**TASK REQUIREMENTS:**
Give the entries again, word for word.

**ENTRIES SUPPLIED:**
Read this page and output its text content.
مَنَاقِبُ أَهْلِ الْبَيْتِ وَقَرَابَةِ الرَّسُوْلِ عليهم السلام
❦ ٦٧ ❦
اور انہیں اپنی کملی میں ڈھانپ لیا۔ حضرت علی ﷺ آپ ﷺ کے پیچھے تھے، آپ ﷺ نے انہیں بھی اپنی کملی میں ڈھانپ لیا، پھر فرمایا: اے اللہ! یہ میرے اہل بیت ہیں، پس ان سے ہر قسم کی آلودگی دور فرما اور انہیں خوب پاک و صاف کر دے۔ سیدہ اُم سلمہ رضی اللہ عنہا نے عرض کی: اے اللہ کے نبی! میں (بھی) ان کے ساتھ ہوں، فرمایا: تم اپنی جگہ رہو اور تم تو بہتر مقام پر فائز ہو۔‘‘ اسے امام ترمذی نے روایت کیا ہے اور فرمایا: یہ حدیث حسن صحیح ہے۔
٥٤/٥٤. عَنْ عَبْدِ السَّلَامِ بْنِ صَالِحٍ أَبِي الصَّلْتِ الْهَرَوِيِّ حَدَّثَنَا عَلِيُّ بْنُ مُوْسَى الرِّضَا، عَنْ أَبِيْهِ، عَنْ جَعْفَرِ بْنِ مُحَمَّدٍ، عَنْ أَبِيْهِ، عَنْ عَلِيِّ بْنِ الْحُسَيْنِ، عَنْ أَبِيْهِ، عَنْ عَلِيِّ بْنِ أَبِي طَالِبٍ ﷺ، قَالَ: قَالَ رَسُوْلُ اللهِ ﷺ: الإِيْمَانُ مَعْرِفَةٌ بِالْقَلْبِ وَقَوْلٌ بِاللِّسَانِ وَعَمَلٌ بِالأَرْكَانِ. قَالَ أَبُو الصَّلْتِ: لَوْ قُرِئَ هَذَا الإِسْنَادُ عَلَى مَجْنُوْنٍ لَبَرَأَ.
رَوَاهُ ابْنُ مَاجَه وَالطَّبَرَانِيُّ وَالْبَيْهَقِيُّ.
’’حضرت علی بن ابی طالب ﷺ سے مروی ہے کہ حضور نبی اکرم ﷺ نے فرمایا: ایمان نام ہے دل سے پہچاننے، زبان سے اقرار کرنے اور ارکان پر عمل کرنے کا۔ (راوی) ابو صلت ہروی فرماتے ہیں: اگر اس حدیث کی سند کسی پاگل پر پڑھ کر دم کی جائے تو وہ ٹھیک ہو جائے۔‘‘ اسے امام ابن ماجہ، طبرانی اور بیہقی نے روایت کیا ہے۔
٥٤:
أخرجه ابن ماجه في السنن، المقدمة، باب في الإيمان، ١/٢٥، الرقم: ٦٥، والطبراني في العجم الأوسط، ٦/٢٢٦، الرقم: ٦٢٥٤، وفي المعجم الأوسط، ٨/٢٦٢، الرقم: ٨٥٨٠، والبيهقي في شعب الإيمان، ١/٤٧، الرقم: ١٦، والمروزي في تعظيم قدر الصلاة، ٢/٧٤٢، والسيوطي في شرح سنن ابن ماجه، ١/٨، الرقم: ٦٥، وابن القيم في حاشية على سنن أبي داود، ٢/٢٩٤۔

**FINAL RESULT:**
Read this page and output its text content.
مَنَاقِبُ أَهْلِ الْبَيْتِ وَقَرَابَةِ الرَّسُوْلِ عليهم السلام
❦ ٦٧ ❦
اور انہیں اپنی کملی میں ڈھانپ لیا۔ حضرت علی ﷺ آپ ﷺ کے پیچھے تھے، آپ ﷺ نے انہیں بھی اپنی کملی میں ڈھانپ لیا، پھر فرمایا: اے اللہ! یہ میرے اہل بیت ہیں، پس ان سے ہر قسم کی آلودگی دور فرما اور انہیں خوب پاک و صاف کر دے۔ سیدہ اُم سلمہ رضی اللہ عنہا نے عرض کی: اے اللہ کے نبی! میں (بھی) ان کے ساتھ ہوں، فرمایا: تم اپنی جگہ رہو اور تم تو بہتر مقام پر فائز ہو۔‘‘ اسے امام ترمذی نے روایت کیا ہے اور فرمایا: یہ حدیث حسن صحیح ہے۔
٥٤/٥٤. عَنْ عَبْدِ السَّلَامِ بْنِ صَالِحٍ أَبِي الصَّلْتِ الْهَرَوِيِّ حَدَّثَنَا عَلِيُّ بْنُ مُوْسَى الرِّضَا، عَنْ أَبِيْهِ، عَنْ جَعْفَرِ بْنِ مُحَمَّدٍ، عَنْ أَبِيْهِ، عَنْ عَلِيِّ بْنِ الْحُسَيْنِ، عَنْ أَبِيْهِ، عَنْ عَلِيِّ بْنِ أَبِي طَالِبٍ ﷺ، قَالَ: قَالَ رَسُوْلُ اللهِ ﷺ: الإِيْمَانُ مَعْرِفَةٌ بِالْقَلْبِ وَقَوْلٌ بِاللِّسَانِ وَعَمَلٌ بِالأَرْكَانِ. قَالَ أَبُو الصَّلْتِ: لَوْ قُرِئَ هَذَا الإِسْنَادُ عَلَى مَجْنُوْنٍ لَبَرَأَ.
رَوَاهُ ابْنُ مَاجَه وَالطَّبَرَانِيُّ وَالْبَيْهَقِيُّ.
’’حضرت علی بن ابی طالب ﷺ سے مروی ہے کہ حضور نبی اکرم ﷺ نے فرمایا: ایمان نام ہے دل سے پہچاننے، زبان سے اقرار کرنے اور ارکان پر عمل کرنے کا۔ (راوی) ابو صلت ہروی فرماتے ہیں: اگر اس حدیث کی سند کسی پاگل پر پڑھ کر دم کی جائے تو وہ ٹھیک ہو جائے۔‘‘ اسے امام ابن ماجہ، طبرانی اور بیہقی نے روایت کیا ہے۔
٥٤:
أخرجه ابن ماجه في السنن، المقدمة، باب في الإيمان، ١/٢٥، الرقم: ٦٥، والطبراني في العجم الأوسط، ٦/٢٢٦، الرقم: ٦٢٥٤، وفي المعجم الأوسط، ٨/٢٦٢، الرقم: ٨٥٨٠، والبيهقي في شعب الإيمان، ١/٤٧، الرقم: ١٦، والمروزي في تعظيم قدر الصلاة، ٢/٧٤٢، والسيوطي في شرح سنن ابن ماجه، ١/٨، الرقم: ٦٥، وابن القيم في حاشية على سنن أبي داود، ٢/٢٩٤۔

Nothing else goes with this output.